DIRECTIONS
Set each record down exactly, excluding all images.
## Start RECORDS TO USE
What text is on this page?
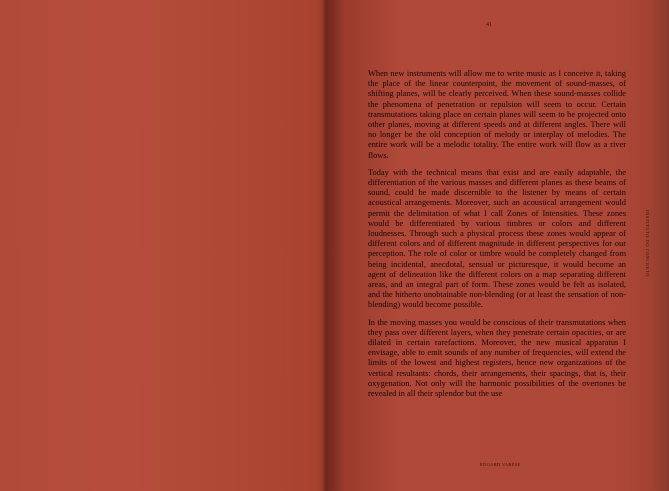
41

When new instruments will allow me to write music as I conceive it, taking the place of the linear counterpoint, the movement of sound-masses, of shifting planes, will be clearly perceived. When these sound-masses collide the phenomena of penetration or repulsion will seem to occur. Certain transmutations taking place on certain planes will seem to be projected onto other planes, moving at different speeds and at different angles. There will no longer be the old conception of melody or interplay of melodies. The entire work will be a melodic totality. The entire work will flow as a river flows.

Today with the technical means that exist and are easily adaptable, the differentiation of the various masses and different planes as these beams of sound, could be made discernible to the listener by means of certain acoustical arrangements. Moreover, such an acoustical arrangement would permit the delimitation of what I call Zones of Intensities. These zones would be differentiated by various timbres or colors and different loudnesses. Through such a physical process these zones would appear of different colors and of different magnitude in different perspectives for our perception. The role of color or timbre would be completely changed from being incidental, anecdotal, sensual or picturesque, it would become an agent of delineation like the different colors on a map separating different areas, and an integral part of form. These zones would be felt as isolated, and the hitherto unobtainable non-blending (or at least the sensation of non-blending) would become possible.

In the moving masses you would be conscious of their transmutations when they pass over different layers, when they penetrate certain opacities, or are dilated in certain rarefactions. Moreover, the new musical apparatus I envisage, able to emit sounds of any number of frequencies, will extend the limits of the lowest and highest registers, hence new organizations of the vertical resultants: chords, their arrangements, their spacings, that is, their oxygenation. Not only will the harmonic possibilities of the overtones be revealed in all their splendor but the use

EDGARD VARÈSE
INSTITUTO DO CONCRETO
## End RECORDS TO USE
WRITTEN ANSWER
What text is on this page?
41

When new instruments will allow me to write music as I conceive it, taking the place of the linear counterpoint, the movement of sound-masses, of shifting planes, will be clearly perceived. When these sound-masses collide the phenomena of penetration or repulsion will seem to occur. Certain transmutations taking place on certain planes will seem to be projected onto other planes, moving at different speeds and at different angles. There will no longer be the old conception of melody or interplay of melodies. The entire work will be a melodic totality. The entire work will flow as a river flows.

Today with the technical means that exist and are easily adaptable, the differentiation of the various masses and different planes as these beams of sound, could be made discernible to the listener by means of certain acoustical arrangements. Moreover, such an acoustical arrangement would permit the delimitation of what I call Zones of Intensities. These zones would be differentiated by various timbres or colors and different loudnesses. Through such a physical process these zones would appear of different colors and of different magnitude in different perspectives for our perception. The role of color or timbre would be completely changed from being incidental, anecdotal, sensual or picturesque, it would become an agent of delineation like the different colors on a map separating different areas, and an integral part of form. These zones would be felt as isolated, and the hitherto unobtainable non-blending (or at least the sensation of non-blending) would become possible.

In the moving masses you would be conscious of their transmutations when they pass over different layers, when they penetrate certain opacities, or are dilated in certain rarefactions. Moreover, the new musical apparatus I envisage, able to emit sounds of any number of frequencies, will extend the limits of the lowest and highest registers, hence new organizations of the vertical resultants: chords, their arrangements, their spacings, that is, their oxygenation. Not only will the harmonic possibilities of the overtones be revealed in all their splendor but the use

EDGARD VARÈSE
INSTITUTO DO CONCRETO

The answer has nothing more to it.